* Directions for this task: Pictures aside, write out every record exactly as it appears.

* Entries provided:
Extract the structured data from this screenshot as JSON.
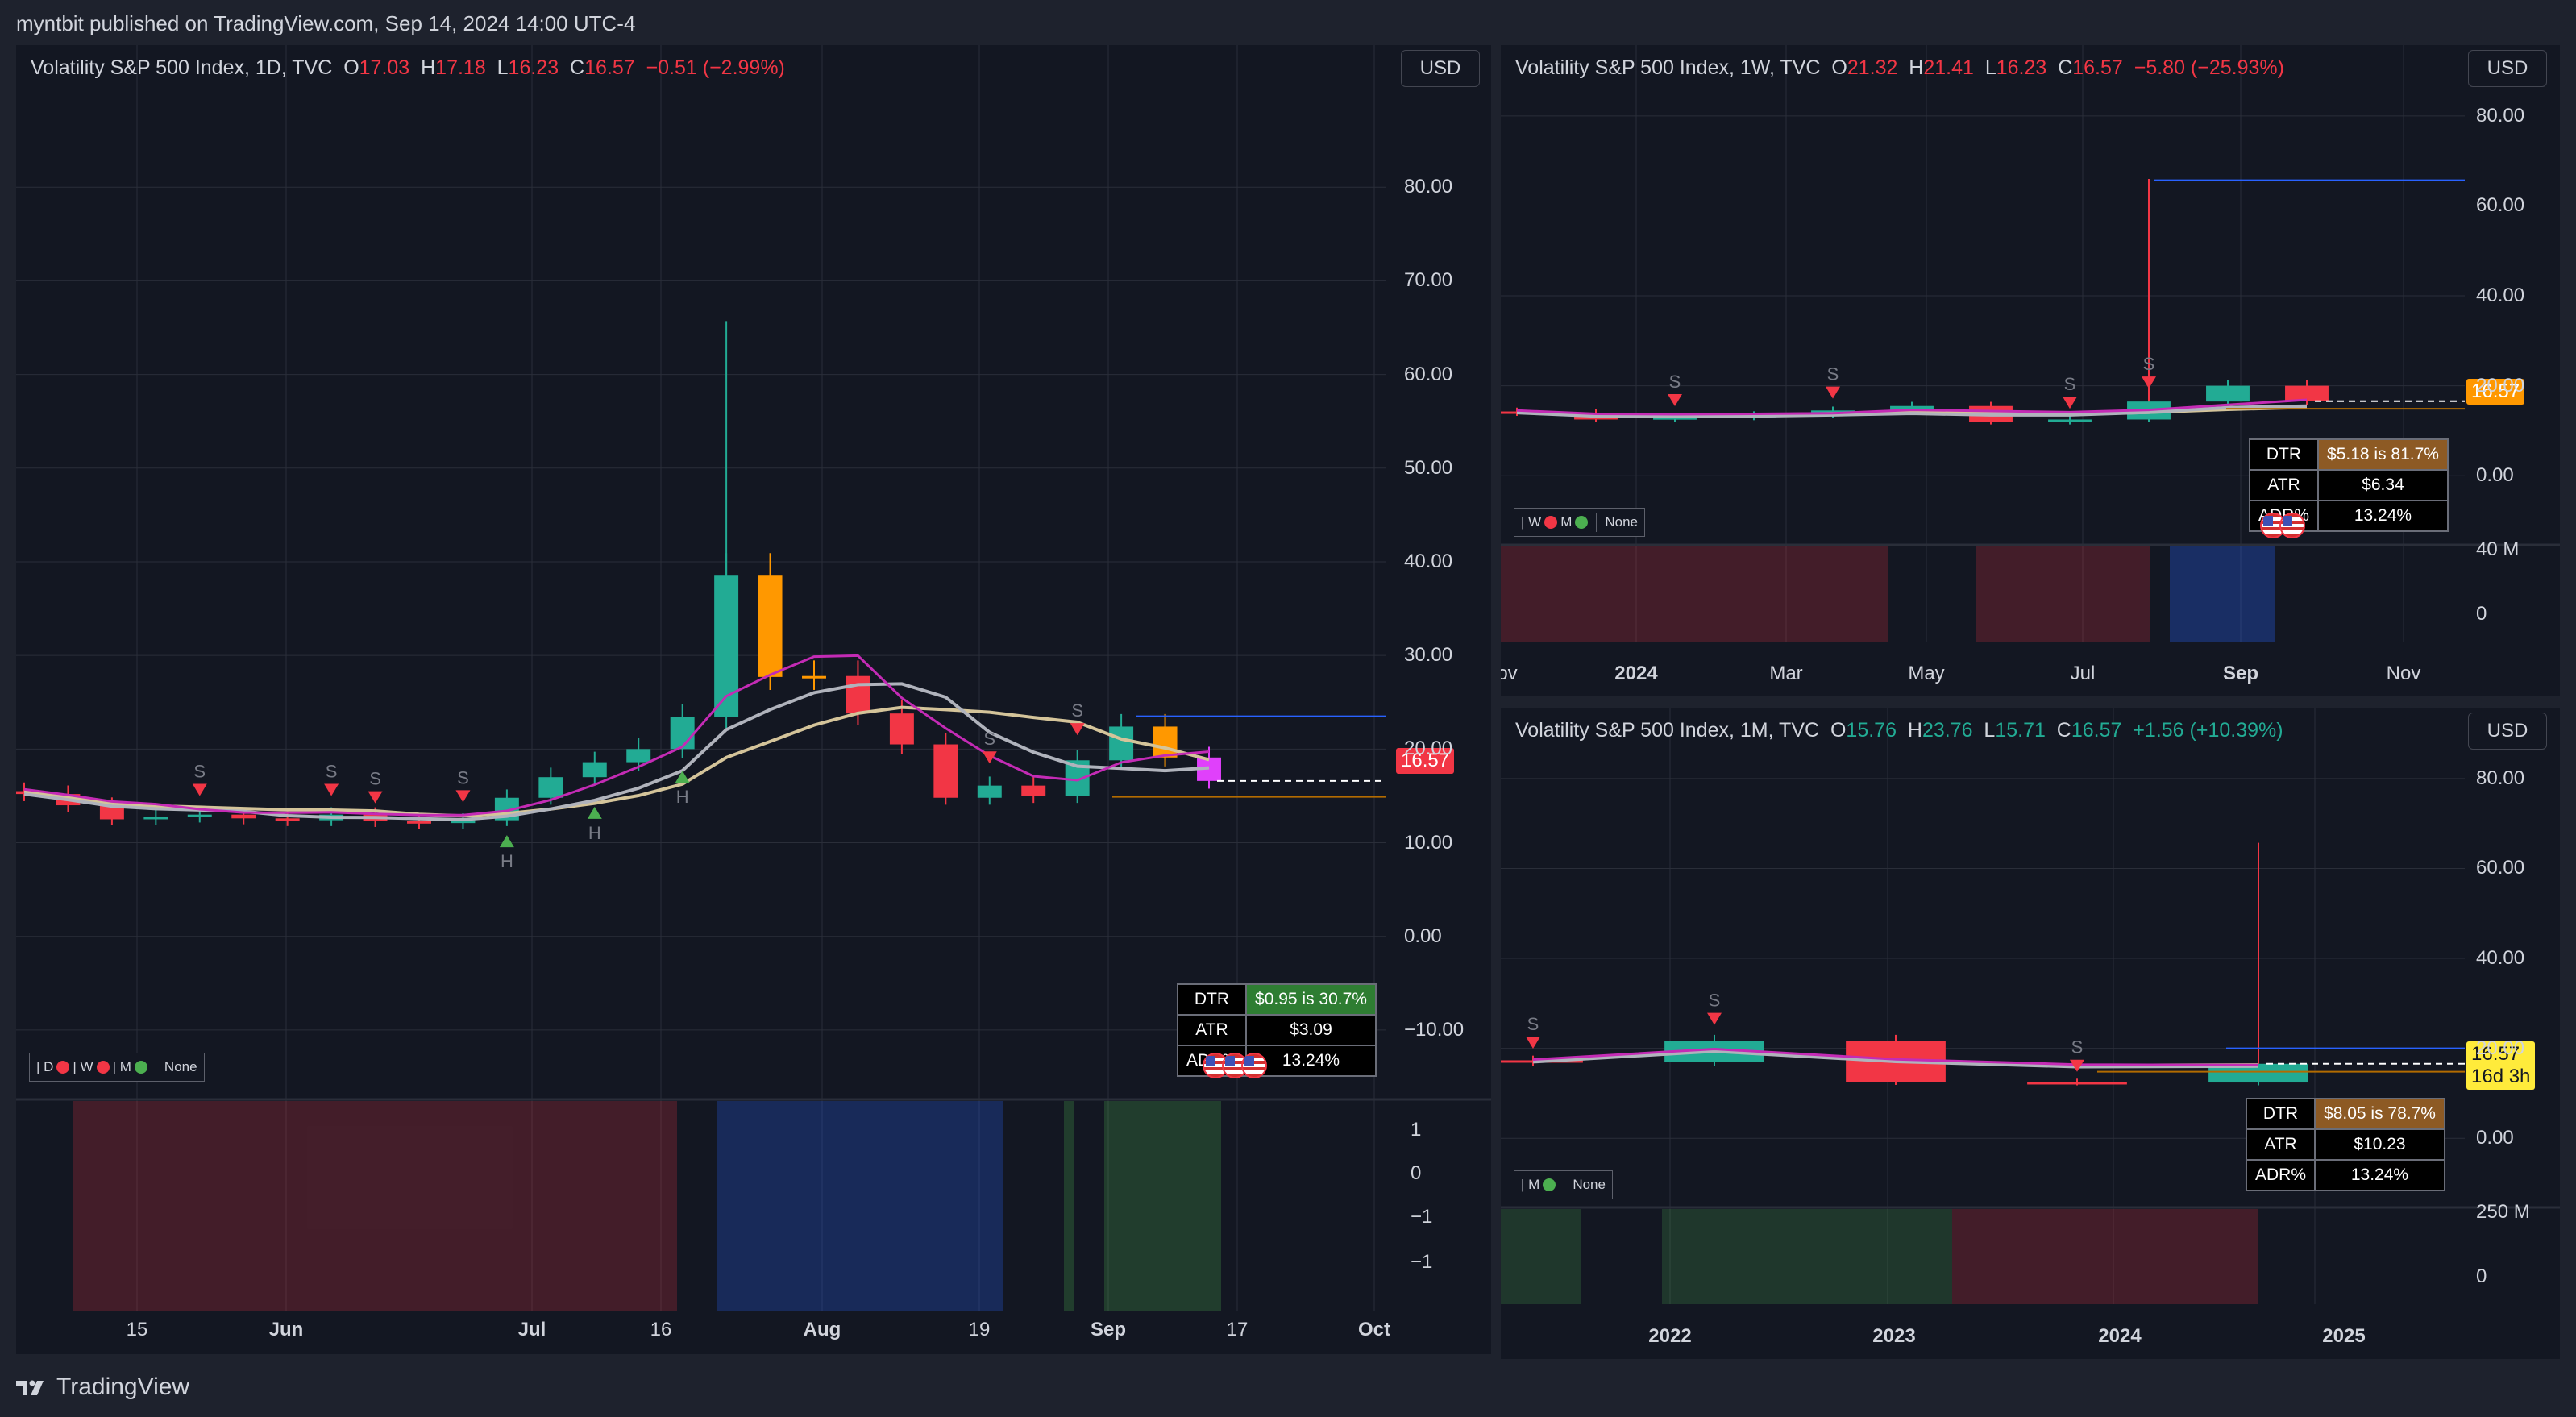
{
  "header": {
    "published": "myntbit published on TradingView.com, Sep 14, 2024 14:00 UTC-4"
  },
  "footer": {
    "brand": "TradingView"
  },
  "colors": {
    "bg": "#131722",
    "up": "#22ab94",
    "down": "#f23645",
    "orange": "#ff9800",
    "grid": "#2a2e39"
  },
  "panels": {
    "daily": {
      "title": "Volatility S&P 500 Index, 1D, TVC",
      "o_lbl": "O",
      "o": "17.03",
      "h_lbl": "H",
      "h": "17.18",
      "l_lbl": "L",
      "l": "16.23",
      "c_lbl": "C",
      "c": "16.57",
      "change": "−0.51 (−2.99%)",
      "currency": "USD",
      "price_tag": "16.57",
      "y_ticks": [
        "80.00",
        "70.00",
        "60.00",
        "50.00",
        "40.00",
        "30.00",
        "20.00",
        "10.00",
        "0.00",
        "−10.00"
      ],
      "osc_ticks": [
        "1",
        "0",
        "−1",
        "−1"
      ],
      "x_ticks": [
        "15",
        "Jun",
        "Jul",
        "16",
        "Aug",
        "19",
        "Sep",
        "17",
        "Oct"
      ],
      "legend": {
        "d": "| D",
        "w": "| W",
        "m": "| M",
        "none": "None"
      },
      "stats": {
        "dtr_k": "DTR",
        "dtr_v": "$0.95 is 30.7%",
        "atr_k": "ATR",
        "atr_v": "$3.09",
        "adr_k": "ADR%",
        "adr_v": "13.24%"
      },
      "marker_s": "S",
      "marker_h": "H"
    },
    "weekly": {
      "title": "Volatility S&P 500 Index, 1W, TVC",
      "o_lbl": "O",
      "o": "21.32",
      "h_lbl": "H",
      "h": "21.41",
      "l_lbl": "L",
      "l": "16.23",
      "c_lbl": "C",
      "c": "16.57",
      "change": "−5.80 (−25.93%)",
      "currency": "USD",
      "price_tag": "16.57",
      "y_ticks": [
        "80.00",
        "60.00",
        "40.00",
        "20.00",
        "0.00"
      ],
      "vol_ticks": [
        "40 M",
        "0"
      ],
      "x_ticks": [
        "ov",
        "2024",
        "Mar",
        "May",
        "Jul",
        "Sep",
        "Nov"
      ],
      "legend": {
        "w": "| W",
        "m": "M",
        "none": "None"
      },
      "stats": {
        "dtr_k": "DTR",
        "dtr_v": "$5.18 is 81.7%",
        "atr_k": "ATR",
        "atr_v": "$6.34",
        "adr_k": "ADR%",
        "adr_v": "13.24%"
      }
    },
    "monthly": {
      "title": "Volatility S&P 500 Index, 1M, TVC",
      "o_lbl": "O",
      "o": "15.76",
      "h_lbl": "H",
      "h": "23.76",
      "l_lbl": "L",
      "l": "15.71",
      "c_lbl": "C",
      "c": "16.57",
      "change": "+1.56 (+10.39%)",
      "currency": "USD",
      "price_tag": "16.57",
      "countdown": "16d 3h",
      "y_ticks": [
        "80.00",
        "60.00",
        "40.00",
        "20.00",
        "0.00"
      ],
      "vol_ticks": [
        "250 M",
        "0"
      ],
      "x_ticks": [
        "2022",
        "2023",
        "2024",
        "2025"
      ],
      "legend": {
        "m": "| M",
        "none": "None"
      },
      "stats": {
        "dtr_k": "DTR",
        "dtr_v": "$8.05 is 78.7%",
        "atr_k": "ATR",
        "atr_v": "$10.23",
        "adr_k": "ADR%",
        "adr_v": "13.24%"
      }
    }
  },
  "chart_data": [
    {
      "type": "candlestick",
      "title": "Volatility S&P 500 Index, 1D, TVC",
      "x": [
        "2024-05-01",
        "2024-05-08",
        "2024-05-15",
        "2024-05-22",
        "2024-05-29",
        "2024-06-05",
        "2024-06-12",
        "2024-06-19",
        "2024-06-26",
        "2024-07-03",
        "2024-07-10",
        "2024-07-17",
        "2024-07-24",
        "2024-07-31",
        "2024-08-01",
        "2024-08-02",
        "2024-08-05",
        "2024-08-06",
        "2024-08-07",
        "2024-08-08",
        "2024-08-12",
        "2024-08-16",
        "2024-08-23",
        "2024-08-30",
        "2024-09-04",
        "2024-09-06",
        "2024-09-10",
        "2024-09-13"
      ],
      "close": [
        15.2,
        14.0,
        12.5,
        12.8,
        13.0,
        12.6,
        12.4,
        13.0,
        12.3,
        12.1,
        12.4,
        14.8,
        17.0,
        18.6,
        20.0,
        23.4,
        38.6,
        27.7,
        27.8,
        23.8,
        20.5,
        14.8,
        16.1,
        15.0,
        18.8,
        22.4,
        19.1,
        16.6
      ],
      "ylim": [
        -15,
        90
      ]
    },
    {
      "type": "candlestick",
      "title": "Volatility S&P 500 Index, 1W, TVC",
      "x": [
        "2023-11",
        "2023-12",
        "2024-01",
        "2024-02",
        "2024-03",
        "2024-04",
        "2024-05",
        "2024-06",
        "2024-07",
        "2024-08",
        "2024-09"
      ],
      "close": [
        14.0,
        12.5,
        13.0,
        13.5,
        14.5,
        15.5,
        12.0,
        12.5,
        16.5,
        20.0,
        16.57
      ],
      "ylim": [
        -10,
        85
      ]
    },
    {
      "type": "candlestick",
      "title": "Volatility S&P 500 Index, 1M, TVC",
      "x": [
        "2021",
        "2022",
        "2023",
        "2024",
        "2024-09"
      ],
      "close": [
        17.0,
        21.7,
        12.5,
        12.4,
        16.57
      ],
      "ylim": [
        -10,
        85
      ]
    }
  ]
}
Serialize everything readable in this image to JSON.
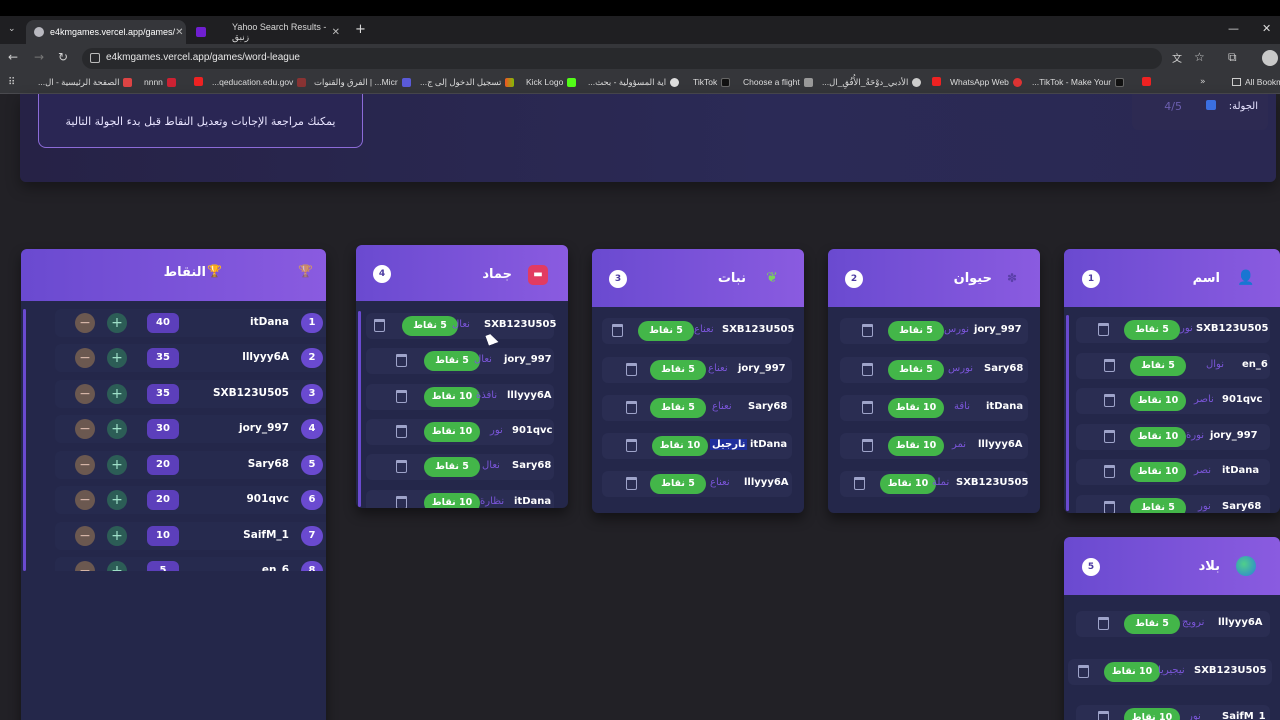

* Task answer:
Extract the structured data from this screenshot as JSON.
{
  "header": {
    "published": "myntbit published on TradingView.com, Sep 14, 2024 14:00 UTC-4"
  },
  "footer": {
    "brand": "TradingView"
  },
  "colors": {
    "bg": "#131722",
    "up": "#22ab94",
    "down": "#f23645",
    "orange": "#ff9800",
    "grid": "#2a2e39"
  },
  "panels": {
    "daily": {
      "title": "Volatility S&P 500 Index, 1D, TVC",
      "o_lbl": "O",
      "o": "17.03",
      "h_lbl": "H",
      "h": "17.18",
      "l_lbl": "L",
      "l": "16.23",
      "c_lbl": "C",
      "c": "16.57",
      "change": "−0.51 (−2.99%)",
      "currency": "USD",
      "price_tag": "16.57",
      "y_ticks": [
        "80.00",
        "70.00",
        "60.00",
        "50.00",
        "40.00",
        "30.00",
        "20.00",
        "10.00",
        "0.00",
        "−10.00"
      ],
      "osc_ticks": [
        "1",
        "0",
        "−1",
        "−1"
      ],
      "x_ticks": [
        "15",
        "Jun",
        "Jul",
        "16",
        "Aug",
        "19",
        "Sep",
        "17",
        "Oct"
      ],
      "legend": {
        "d": "| D",
        "w": "| W",
        "m": "| M",
        "none": "None"
      },
      "stats": {
        "dtr_k": "DTR",
        "dtr_v": "$0.95 is 30.7%",
        "atr_k": "ATR",
        "atr_v": "$3.09",
        "adr_k": "ADR%",
        "adr_v": "13.24%"
      },
      "marker_s": "S",
      "marker_h": "H"
    },
    "weekly": {
      "title": "Volatility S&P 500 Index, 1W, TVC",
      "o_lbl": "O",
      "o": "21.32",
      "h_lbl": "H",
      "h": "21.41",
      "l_lbl": "L",
      "l": "16.23",
      "c_lbl": "C",
      "c": "16.57",
      "change": "−5.80 (−25.93%)",
      "currency": "USD",
      "price_tag": "16.57",
      "y_ticks": [
        "80.00",
        "60.00",
        "40.00",
        "20.00",
        "0.00"
      ],
      "vol_ticks": [
        "40 M",
        "0"
      ],
      "x_ticks": [
        "ov",
        "2024",
        "Mar",
        "May",
        "Jul",
        "Sep",
        "Nov"
      ],
      "legend": {
        "w": "| W",
        "m": "M",
        "none": "None"
      },
      "stats": {
        "dtr_k": "DTR",
        "dtr_v": "$5.18 is 81.7%",
        "atr_k": "ATR",
        "atr_v": "$6.34",
        "adr_k": "ADR%",
        "adr_v": "13.24%"
      }
    },
    "monthly": {
      "title": "Volatility S&P 500 Index, 1M, TVC",
      "o_lbl": "O",
      "o": "15.76",
      "h_lbl": "H",
      "h": "23.76",
      "l_lbl": "L",
      "l": "15.71",
      "c_lbl": "C",
      "c": "16.57",
      "change": "+1.56 (+10.39%)",
      "currency": "USD",
      "price_tag": "16.57",
      "countdown": "16d 3h",
      "y_ticks": [
        "80.00",
        "60.00",
        "40.00",
        "20.00",
        "0.00"
      ],
      "vol_ticks": [
        "250 M",
        "0"
      ],
      "x_ticks": [
        "2022",
        "2023",
        "2024",
        "2025"
      ],
      "legend": {
        "m": "| M",
        "none": "None"
      },
      "stats": {
        "dtr_k": "DTR",
        "dtr_v": "$8.05 is 78.7%",
        "atr_k": "ATR",
        "atr_v": "$10.23",
        "adr_k": "ADR%",
        "adr_v": "13.24%"
      }
    }
  },
  "chart_data": [
    {
      "type": "candlestick",
      "title": "Volatility S&P 500 Index, 1D, TVC",
      "x": [
        "2024-05-01",
        "2024-05-08",
        "2024-05-15",
        "2024-05-22",
        "2024-05-29",
        "2024-06-05",
        "2024-06-12",
        "2024-06-19",
        "2024-06-26",
        "2024-07-03",
        "2024-07-10",
        "2024-07-17",
        "2024-07-24",
        "2024-07-31",
        "2024-08-01",
        "2024-08-02",
        "2024-08-05",
        "2024-08-06",
        "2024-08-07",
        "2024-08-08",
        "2024-08-12",
        "2024-08-16",
        "2024-08-23",
        "2024-08-30",
        "2024-09-04",
        "2024-09-06",
        "2024-09-10",
        "2024-09-13"
      ],
      "close": [
        15.2,
        14.0,
        12.5,
        12.8,
        13.0,
        12.6,
        12.4,
        13.0,
        12.3,
        12.1,
        12.4,
        14.8,
        17.0,
        18.6,
        20.0,
        23.4,
        38.6,
        27.7,
        27.8,
        23.8,
        20.5,
        14.8,
        16.1,
        15.0,
        18.8,
        22.4,
        19.1,
        16.6
      ],
      "ylim": [
        -15,
        90
      ]
    },
    {
      "type": "candlestick",
      "title": "Volatility S&P 500 Index, 1W, TVC",
      "x": [
        "2023-11",
        "2023-12",
        "2024-01",
        "2024-02",
        "2024-03",
        "2024-04",
        "2024-05",
        "2024-06",
        "2024-07",
        "2024-08",
        "2024-09"
      ],
      "close": [
        14.0,
        12.5,
        13.0,
        13.5,
        14.5,
        15.5,
        12.0,
        12.5,
        16.5,
        20.0,
        16.57
      ],
      "ylim": [
        -10,
        85
      ]
    },
    {
      "type": "candlestick",
      "title": "Volatility S&P 500 Index, 1M, TVC",
      "x": [
        "2021",
        "2022",
        "2023",
        "2024",
        "2024-09"
      ],
      "close": [
        17.0,
        21.7,
        12.5,
        12.4,
        16.57
      ],
      "ylim": [
        -10,
        85
      ]
    }
  ]
}
Serialize everything readable in this image to JSON.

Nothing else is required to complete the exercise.